▶ _Directions for this task_
Reproduce the data that follows in its entirety, character for character.

▶ _Source material_
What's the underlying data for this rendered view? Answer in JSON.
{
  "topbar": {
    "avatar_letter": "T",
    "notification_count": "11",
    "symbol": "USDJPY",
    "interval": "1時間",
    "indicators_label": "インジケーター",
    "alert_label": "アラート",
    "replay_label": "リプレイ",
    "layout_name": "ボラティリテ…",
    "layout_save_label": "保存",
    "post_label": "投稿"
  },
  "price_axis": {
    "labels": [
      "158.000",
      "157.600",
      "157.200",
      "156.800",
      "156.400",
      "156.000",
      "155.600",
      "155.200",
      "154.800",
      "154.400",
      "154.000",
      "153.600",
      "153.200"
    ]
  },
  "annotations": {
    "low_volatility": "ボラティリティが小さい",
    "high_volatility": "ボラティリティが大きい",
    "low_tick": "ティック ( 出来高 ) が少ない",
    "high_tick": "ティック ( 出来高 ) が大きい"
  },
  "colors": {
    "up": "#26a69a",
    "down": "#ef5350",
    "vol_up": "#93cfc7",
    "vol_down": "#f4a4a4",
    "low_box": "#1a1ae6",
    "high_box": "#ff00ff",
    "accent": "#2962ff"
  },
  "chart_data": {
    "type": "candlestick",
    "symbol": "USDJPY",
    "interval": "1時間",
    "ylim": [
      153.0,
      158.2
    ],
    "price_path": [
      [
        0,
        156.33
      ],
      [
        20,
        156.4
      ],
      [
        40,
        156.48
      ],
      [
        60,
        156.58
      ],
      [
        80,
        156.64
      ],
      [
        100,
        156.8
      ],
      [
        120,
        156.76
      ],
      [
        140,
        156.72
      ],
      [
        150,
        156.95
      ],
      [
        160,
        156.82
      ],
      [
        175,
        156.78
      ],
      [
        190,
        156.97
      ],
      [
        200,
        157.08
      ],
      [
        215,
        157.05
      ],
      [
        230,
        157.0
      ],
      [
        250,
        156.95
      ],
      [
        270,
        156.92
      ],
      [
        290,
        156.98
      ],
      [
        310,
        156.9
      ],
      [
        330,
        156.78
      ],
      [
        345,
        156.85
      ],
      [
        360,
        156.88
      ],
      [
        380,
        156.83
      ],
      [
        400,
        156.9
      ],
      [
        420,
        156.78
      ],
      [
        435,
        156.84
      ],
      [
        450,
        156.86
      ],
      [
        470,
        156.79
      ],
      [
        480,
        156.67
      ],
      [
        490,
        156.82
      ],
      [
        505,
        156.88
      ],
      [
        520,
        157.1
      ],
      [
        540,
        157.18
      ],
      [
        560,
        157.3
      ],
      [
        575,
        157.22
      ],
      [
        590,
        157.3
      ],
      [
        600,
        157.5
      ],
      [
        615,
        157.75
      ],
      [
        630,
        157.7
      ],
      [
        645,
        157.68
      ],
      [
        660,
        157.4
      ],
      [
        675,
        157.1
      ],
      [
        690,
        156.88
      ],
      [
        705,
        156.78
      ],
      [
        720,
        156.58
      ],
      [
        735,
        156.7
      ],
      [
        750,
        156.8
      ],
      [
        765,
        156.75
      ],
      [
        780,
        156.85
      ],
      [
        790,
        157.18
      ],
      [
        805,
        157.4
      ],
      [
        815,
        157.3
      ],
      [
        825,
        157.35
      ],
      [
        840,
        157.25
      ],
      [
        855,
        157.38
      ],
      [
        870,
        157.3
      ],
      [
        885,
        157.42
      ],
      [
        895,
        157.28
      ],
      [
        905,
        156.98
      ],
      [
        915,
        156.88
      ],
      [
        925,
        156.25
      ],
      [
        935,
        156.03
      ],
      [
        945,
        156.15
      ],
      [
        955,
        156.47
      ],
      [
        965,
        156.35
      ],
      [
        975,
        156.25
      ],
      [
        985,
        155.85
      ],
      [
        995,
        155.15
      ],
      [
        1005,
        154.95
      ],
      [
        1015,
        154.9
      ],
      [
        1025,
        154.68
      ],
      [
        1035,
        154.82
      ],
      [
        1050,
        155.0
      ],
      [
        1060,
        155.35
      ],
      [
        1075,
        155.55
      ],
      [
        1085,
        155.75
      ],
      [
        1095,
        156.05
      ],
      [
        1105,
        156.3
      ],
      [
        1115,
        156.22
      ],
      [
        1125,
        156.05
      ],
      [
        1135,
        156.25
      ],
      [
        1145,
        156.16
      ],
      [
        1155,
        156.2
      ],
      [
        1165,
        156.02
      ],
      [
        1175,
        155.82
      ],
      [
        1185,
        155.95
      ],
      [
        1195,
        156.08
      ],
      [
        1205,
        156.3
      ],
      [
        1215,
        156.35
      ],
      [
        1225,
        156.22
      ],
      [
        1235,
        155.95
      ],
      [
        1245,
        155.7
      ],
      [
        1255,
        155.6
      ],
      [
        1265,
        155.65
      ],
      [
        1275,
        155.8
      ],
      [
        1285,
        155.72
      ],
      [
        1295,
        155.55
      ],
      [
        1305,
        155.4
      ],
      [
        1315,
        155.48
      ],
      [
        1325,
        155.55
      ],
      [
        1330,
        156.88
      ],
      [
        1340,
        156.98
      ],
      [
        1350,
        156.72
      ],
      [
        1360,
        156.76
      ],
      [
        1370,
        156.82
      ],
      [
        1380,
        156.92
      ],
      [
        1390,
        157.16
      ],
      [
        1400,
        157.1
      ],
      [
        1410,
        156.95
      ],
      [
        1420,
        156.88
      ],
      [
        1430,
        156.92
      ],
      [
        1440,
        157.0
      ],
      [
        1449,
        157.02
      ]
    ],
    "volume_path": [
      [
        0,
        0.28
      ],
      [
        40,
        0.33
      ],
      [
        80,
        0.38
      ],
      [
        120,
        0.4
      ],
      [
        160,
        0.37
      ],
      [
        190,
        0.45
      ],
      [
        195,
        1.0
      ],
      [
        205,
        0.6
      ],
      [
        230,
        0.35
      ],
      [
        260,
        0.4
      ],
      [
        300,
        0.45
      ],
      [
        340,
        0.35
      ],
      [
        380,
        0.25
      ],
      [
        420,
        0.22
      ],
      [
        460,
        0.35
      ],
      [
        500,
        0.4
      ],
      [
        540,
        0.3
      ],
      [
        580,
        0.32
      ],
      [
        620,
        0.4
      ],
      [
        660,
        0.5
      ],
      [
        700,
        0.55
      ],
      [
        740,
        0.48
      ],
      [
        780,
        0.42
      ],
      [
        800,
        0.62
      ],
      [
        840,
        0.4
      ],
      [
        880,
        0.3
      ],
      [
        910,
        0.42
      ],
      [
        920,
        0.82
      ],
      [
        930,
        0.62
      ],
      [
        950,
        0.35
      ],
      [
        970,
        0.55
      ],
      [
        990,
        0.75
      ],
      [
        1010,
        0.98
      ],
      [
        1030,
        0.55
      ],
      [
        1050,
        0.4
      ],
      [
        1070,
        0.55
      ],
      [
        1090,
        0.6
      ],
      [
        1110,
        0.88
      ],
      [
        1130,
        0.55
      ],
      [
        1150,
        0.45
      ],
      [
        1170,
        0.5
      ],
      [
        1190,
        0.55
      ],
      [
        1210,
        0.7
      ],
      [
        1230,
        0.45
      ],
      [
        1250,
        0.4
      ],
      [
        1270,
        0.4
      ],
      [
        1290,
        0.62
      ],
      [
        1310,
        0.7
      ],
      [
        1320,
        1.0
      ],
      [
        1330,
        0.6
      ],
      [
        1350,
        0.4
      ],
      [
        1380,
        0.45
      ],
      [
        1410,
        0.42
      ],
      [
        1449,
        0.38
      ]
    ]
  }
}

▶ _Correct response_
What's the underlying data for this rendered view? Answer in JSON.
{
  "topbar": {
    "avatar_letter": "T",
    "notification_count": "11",
    "symbol": "USDJPY",
    "interval": "1時間",
    "indicators_label": "インジケーター",
    "alert_label": "アラート",
    "replay_label": "リプレイ",
    "layout_name": "ボラティリテ…",
    "layout_save_label": "保存",
    "post_label": "投稿"
  },
  "price_axis": {
    "labels": [
      "158.000",
      "157.600",
      "157.200",
      "156.800",
      "156.400",
      "156.000",
      "155.600",
      "155.200",
      "154.800",
      "154.400",
      "154.000",
      "153.600",
      "153.200"
    ]
  },
  "annotations": {
    "low_volatility": "ボラティリティが小さい",
    "high_volatility": "ボラティリティが大きい",
    "low_tick": "ティック ( 出来高 ) が少ない",
    "high_tick": "ティック ( 出来高 ) が大きい"
  },
  "colors": {
    "up": "#26a69a",
    "down": "#ef5350",
    "vol_up": "#93cfc7",
    "vol_down": "#f4a4a4",
    "low_box": "#1a1ae6",
    "high_box": "#ff00ff",
    "accent": "#2962ff"
  },
  "chart_data": {
    "type": "candlestick",
    "symbol": "USDJPY",
    "interval": "1時間",
    "ylim": [
      153.0,
      158.2
    ],
    "price_path": [
      [
        0,
        156.33
      ],
      [
        20,
        156.4
      ],
      [
        40,
        156.48
      ],
      [
        60,
        156.58
      ],
      [
        80,
        156.64
      ],
      [
        100,
        156.8
      ],
      [
        120,
        156.76
      ],
      [
        140,
        156.72
      ],
      [
        150,
        156.95
      ],
      [
        160,
        156.82
      ],
      [
        175,
        156.78
      ],
      [
        190,
        156.97
      ],
      [
        200,
        157.08
      ],
      [
        215,
        157.05
      ],
      [
        230,
        157.0
      ],
      [
        250,
        156.95
      ],
      [
        270,
        156.92
      ],
      [
        290,
        156.98
      ],
      [
        310,
        156.9
      ],
      [
        330,
        156.78
      ],
      [
        345,
        156.85
      ],
      [
        360,
        156.88
      ],
      [
        380,
        156.83
      ],
      [
        400,
        156.9
      ],
      [
        420,
        156.78
      ],
      [
        435,
        156.84
      ],
      [
        450,
        156.86
      ],
      [
        470,
        156.79
      ],
      [
        480,
        156.67
      ],
      [
        490,
        156.82
      ],
      [
        505,
        156.88
      ],
      [
        520,
        157.1
      ],
      [
        540,
        157.18
      ],
      [
        560,
        157.3
      ],
      [
        575,
        157.22
      ],
      [
        590,
        157.3
      ],
      [
        600,
        157.5
      ],
      [
        615,
        157.75
      ],
      [
        630,
        157.7
      ],
      [
        645,
        157.68
      ],
      [
        660,
        157.4
      ],
      [
        675,
        157.1
      ],
      [
        690,
        156.88
      ],
      [
        705,
        156.78
      ],
      [
        720,
        156.58
      ],
      [
        735,
        156.7
      ],
      [
        750,
        156.8
      ],
      [
        765,
        156.75
      ],
      [
        780,
        156.85
      ],
      [
        790,
        157.18
      ],
      [
        805,
        157.4
      ],
      [
        815,
        157.3
      ],
      [
        825,
        157.35
      ],
      [
        840,
        157.25
      ],
      [
        855,
        157.38
      ],
      [
        870,
        157.3
      ],
      [
        885,
        157.42
      ],
      [
        895,
        157.28
      ],
      [
        905,
        156.98
      ],
      [
        915,
        156.88
      ],
      [
        925,
        156.25
      ],
      [
        935,
        156.03
      ],
      [
        945,
        156.15
      ],
      [
        955,
        156.47
      ],
      [
        965,
        156.35
      ],
      [
        975,
        156.25
      ],
      [
        985,
        155.85
      ],
      [
        995,
        155.15
      ],
      [
        1005,
        154.95
      ],
      [
        1015,
        154.9
      ],
      [
        1025,
        154.68
      ],
      [
        1035,
        154.82
      ],
      [
        1050,
        155.0
      ],
      [
        1060,
        155.35
      ],
      [
        1075,
        155.55
      ],
      [
        1085,
        155.75
      ],
      [
        1095,
        156.05
      ],
      [
        1105,
        156.3
      ],
      [
        1115,
        156.22
      ],
      [
        1125,
        156.05
      ],
      [
        1135,
        156.25
      ],
      [
        1145,
        156.16
      ],
      [
        1155,
        156.2
      ],
      [
        1165,
        156.02
      ],
      [
        1175,
        155.82
      ],
      [
        1185,
        155.95
      ],
      [
        1195,
        156.08
      ],
      [
        1205,
        156.3
      ],
      [
        1215,
        156.35
      ],
      [
        1225,
        156.22
      ],
      [
        1235,
        155.95
      ],
      [
        1245,
        155.7
      ],
      [
        1255,
        155.6
      ],
      [
        1265,
        155.65
      ],
      [
        1275,
        155.8
      ],
      [
        1285,
        155.72
      ],
      [
        1295,
        155.55
      ],
      [
        1305,
        155.4
      ],
      [
        1315,
        155.48
      ],
      [
        1325,
        155.55
      ],
      [
        1330,
        156.88
      ],
      [
        1340,
        156.98
      ],
      [
        1350,
        156.72
      ],
      [
        1360,
        156.76
      ],
      [
        1370,
        156.82
      ],
      [
        1380,
        156.92
      ],
      [
        1390,
        157.16
      ],
      [
        1400,
        157.1
      ],
      [
        1410,
        156.95
      ],
      [
        1420,
        156.88
      ],
      [
        1430,
        156.92
      ],
      [
        1440,
        157.0
      ],
      [
        1449,
        157.02
      ]
    ],
    "volume_path": [
      [
        0,
        0.28
      ],
      [
        40,
        0.33
      ],
      [
        80,
        0.38
      ],
      [
        120,
        0.4
      ],
      [
        160,
        0.37
      ],
      [
        190,
        0.45
      ],
      [
        195,
        1.0
      ],
      [
        205,
        0.6
      ],
      [
        230,
        0.35
      ],
      [
        260,
        0.4
      ],
      [
        300,
        0.45
      ],
      [
        340,
        0.35
      ],
      [
        380,
        0.25
      ],
      [
        420,
        0.22
      ],
      [
        460,
        0.35
      ],
      [
        500,
        0.4
      ],
      [
        540,
        0.3
      ],
      [
        580,
        0.32
      ],
      [
        620,
        0.4
      ],
      [
        660,
        0.5
      ],
      [
        700,
        0.55
      ],
      [
        740,
        0.48
      ],
      [
        780,
        0.42
      ],
      [
        800,
        0.62
      ],
      [
        840,
        0.4
      ],
      [
        880,
        0.3
      ],
      [
        910,
        0.42
      ],
      [
        920,
        0.82
      ],
      [
        930,
        0.62
      ],
      [
        950,
        0.35
      ],
      [
        970,
        0.55
      ],
      [
        990,
        0.75
      ],
      [
        1010,
        0.98
      ],
      [
        1030,
        0.55
      ],
      [
        1050,
        0.4
      ],
      [
        1070,
        0.55
      ],
      [
        1090,
        0.6
      ],
      [
        1110,
        0.88
      ],
      [
        1130,
        0.55
      ],
      [
        1150,
        0.45
      ],
      [
        1170,
        0.5
      ],
      [
        1190,
        0.55
      ],
      [
        1210,
        0.7
      ],
      [
        1230,
        0.45
      ],
      [
        1250,
        0.4
      ],
      [
        1270,
        0.4
      ],
      [
        1290,
        0.62
      ],
      [
        1310,
        0.7
      ],
      [
        1320,
        1.0
      ],
      [
        1330,
        0.6
      ],
      [
        1350,
        0.4
      ],
      [
        1380,
        0.45
      ],
      [
        1410,
        0.42
      ],
      [
        1449,
        0.38
      ]
    ]
  }
}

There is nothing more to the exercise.